RECORDS SHOWN ▸
╭──
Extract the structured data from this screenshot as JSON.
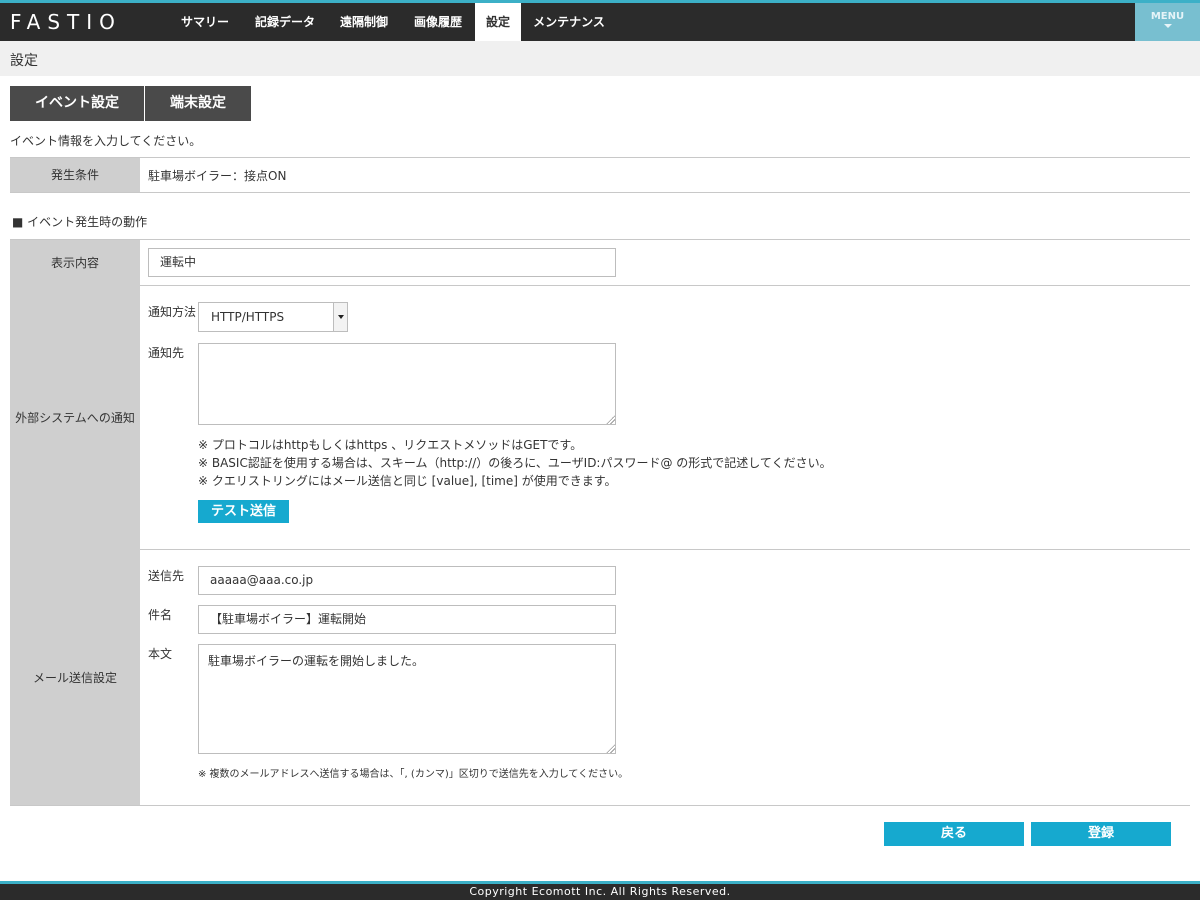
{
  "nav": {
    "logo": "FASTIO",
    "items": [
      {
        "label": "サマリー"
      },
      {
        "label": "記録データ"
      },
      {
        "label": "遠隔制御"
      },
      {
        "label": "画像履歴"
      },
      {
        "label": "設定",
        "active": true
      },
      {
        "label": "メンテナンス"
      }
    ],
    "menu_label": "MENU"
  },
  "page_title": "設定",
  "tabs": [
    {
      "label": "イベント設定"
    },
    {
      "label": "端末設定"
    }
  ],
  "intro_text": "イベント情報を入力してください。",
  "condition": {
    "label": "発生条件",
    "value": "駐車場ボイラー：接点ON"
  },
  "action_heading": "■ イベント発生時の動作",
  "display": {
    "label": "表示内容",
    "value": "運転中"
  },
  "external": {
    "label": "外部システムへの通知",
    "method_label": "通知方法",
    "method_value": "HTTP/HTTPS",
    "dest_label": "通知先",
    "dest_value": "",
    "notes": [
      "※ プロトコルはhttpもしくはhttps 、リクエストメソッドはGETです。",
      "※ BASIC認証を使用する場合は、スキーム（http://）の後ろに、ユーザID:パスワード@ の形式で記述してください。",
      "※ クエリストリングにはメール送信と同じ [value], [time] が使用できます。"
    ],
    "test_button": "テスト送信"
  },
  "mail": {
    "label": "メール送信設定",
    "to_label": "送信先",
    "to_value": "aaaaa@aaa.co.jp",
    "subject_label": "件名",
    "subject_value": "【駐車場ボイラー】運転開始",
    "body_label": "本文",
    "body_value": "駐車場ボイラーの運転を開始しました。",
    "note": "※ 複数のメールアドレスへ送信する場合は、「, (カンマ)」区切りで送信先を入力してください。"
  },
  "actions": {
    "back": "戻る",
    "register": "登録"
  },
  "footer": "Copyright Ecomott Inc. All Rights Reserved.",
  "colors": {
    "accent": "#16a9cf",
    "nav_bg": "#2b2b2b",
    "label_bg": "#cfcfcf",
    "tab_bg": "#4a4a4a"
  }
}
╰──
TASK INSTRUCTIONS ▸
Write the records out once more, exactly as they appear, with no pictures.

RESULT OF THE TASK ▸
Extract the structured data from this screenshot as JSON.
{
  "nav": {
    "logo": "FASTIO",
    "items": [
      {
        "label": "サマリー"
      },
      {
        "label": "記録データ"
      },
      {
        "label": "遠隔制御"
      },
      {
        "label": "画像履歴"
      },
      {
        "label": "設定",
        "active": true
      },
      {
        "label": "メンテナンス"
      }
    ],
    "menu_label": "MENU"
  },
  "page_title": "設定",
  "tabs": [
    {
      "label": "イベント設定"
    },
    {
      "label": "端末設定"
    }
  ],
  "intro_text": "イベント情報を入力してください。",
  "condition": {
    "label": "発生条件",
    "value": "駐車場ボイラー：接点ON"
  },
  "action_heading": "■ イベント発生時の動作",
  "display": {
    "label": "表示内容",
    "value": "運転中"
  },
  "external": {
    "label": "外部システムへの通知",
    "method_label": "通知方法",
    "method_value": "HTTP/HTTPS",
    "dest_label": "通知先",
    "dest_value": "",
    "notes": [
      "※ プロトコルはhttpもしくはhttps 、リクエストメソッドはGETです。",
      "※ BASIC認証を使用する場合は、スキーム（http://）の後ろに、ユーザID:パスワード@ の形式で記述してください。",
      "※ クエリストリングにはメール送信と同じ [value], [time] が使用できます。"
    ],
    "test_button": "テスト送信"
  },
  "mail": {
    "label": "メール送信設定",
    "to_label": "送信先",
    "to_value": "aaaaa@aaa.co.jp",
    "subject_label": "件名",
    "subject_value": "【駐車場ボイラー】運転開始",
    "body_label": "本文",
    "body_value": "駐車場ボイラーの運転を開始しました。",
    "note": "※ 複数のメールアドレスへ送信する場合は、「, (カンマ)」区切りで送信先を入力してください。"
  },
  "actions": {
    "back": "戻る",
    "register": "登録"
  },
  "footer": "Copyright Ecomott Inc. All Rights Reserved.",
  "colors": {
    "accent": "#16a9cf",
    "nav_bg": "#2b2b2b",
    "label_bg": "#cfcfcf",
    "tab_bg": "#4a4a4a"
  }
}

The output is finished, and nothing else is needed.